SET TASK:
Single out the lines that include the word "SAINT". Copy them.

────────────────

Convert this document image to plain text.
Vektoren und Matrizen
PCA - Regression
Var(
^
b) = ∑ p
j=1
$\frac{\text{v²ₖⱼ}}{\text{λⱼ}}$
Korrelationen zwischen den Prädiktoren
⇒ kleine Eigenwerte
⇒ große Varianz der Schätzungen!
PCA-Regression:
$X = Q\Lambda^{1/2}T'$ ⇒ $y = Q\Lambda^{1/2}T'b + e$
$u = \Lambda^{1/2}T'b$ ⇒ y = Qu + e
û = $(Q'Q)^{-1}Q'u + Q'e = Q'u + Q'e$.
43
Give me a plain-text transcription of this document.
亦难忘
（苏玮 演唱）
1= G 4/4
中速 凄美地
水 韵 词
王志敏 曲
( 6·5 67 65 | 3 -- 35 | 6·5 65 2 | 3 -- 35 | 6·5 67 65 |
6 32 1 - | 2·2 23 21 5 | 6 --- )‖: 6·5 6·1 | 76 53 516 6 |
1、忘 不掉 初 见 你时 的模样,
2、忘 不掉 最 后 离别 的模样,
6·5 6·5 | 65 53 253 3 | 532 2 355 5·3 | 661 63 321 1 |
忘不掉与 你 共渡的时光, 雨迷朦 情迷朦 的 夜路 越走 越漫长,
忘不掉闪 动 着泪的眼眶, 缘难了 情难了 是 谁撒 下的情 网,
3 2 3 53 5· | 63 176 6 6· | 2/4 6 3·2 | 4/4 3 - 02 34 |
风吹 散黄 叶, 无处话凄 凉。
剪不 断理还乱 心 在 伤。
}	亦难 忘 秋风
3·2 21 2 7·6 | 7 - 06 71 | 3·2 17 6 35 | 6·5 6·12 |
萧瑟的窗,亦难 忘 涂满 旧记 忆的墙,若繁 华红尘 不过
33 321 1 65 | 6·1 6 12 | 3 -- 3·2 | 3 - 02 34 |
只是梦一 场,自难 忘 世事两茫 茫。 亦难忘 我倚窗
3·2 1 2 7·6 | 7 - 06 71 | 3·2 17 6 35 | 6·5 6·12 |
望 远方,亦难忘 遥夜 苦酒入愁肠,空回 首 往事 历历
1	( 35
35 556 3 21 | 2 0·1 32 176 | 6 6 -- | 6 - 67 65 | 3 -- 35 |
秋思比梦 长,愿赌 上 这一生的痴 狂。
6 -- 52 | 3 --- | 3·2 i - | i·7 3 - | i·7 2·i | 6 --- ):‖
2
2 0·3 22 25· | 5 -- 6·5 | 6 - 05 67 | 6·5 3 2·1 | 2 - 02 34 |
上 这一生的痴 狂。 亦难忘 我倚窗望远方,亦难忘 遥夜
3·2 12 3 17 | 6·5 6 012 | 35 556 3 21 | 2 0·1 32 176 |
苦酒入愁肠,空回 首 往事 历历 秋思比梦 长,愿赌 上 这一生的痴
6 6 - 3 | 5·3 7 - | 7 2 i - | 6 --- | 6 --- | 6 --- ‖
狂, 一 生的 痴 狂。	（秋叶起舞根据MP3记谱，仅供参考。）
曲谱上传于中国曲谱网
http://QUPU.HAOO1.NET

────────────────

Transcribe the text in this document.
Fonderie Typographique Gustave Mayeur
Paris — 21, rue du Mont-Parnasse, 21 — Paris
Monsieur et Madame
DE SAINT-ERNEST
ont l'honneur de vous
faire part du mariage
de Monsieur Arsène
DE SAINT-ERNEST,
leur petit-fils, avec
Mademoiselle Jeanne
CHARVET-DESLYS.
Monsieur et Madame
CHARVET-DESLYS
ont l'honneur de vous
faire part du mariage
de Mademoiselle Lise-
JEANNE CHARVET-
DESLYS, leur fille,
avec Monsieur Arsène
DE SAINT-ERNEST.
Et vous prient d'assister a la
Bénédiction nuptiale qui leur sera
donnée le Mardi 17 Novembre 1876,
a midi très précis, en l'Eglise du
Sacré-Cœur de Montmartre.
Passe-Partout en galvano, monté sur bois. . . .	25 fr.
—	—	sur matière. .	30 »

────────────────

OUTPUT FOR THIS TASK:
DE SAINT-ERNEST
DE SAINT-ERNEST,
DE SAINT-ERNEST.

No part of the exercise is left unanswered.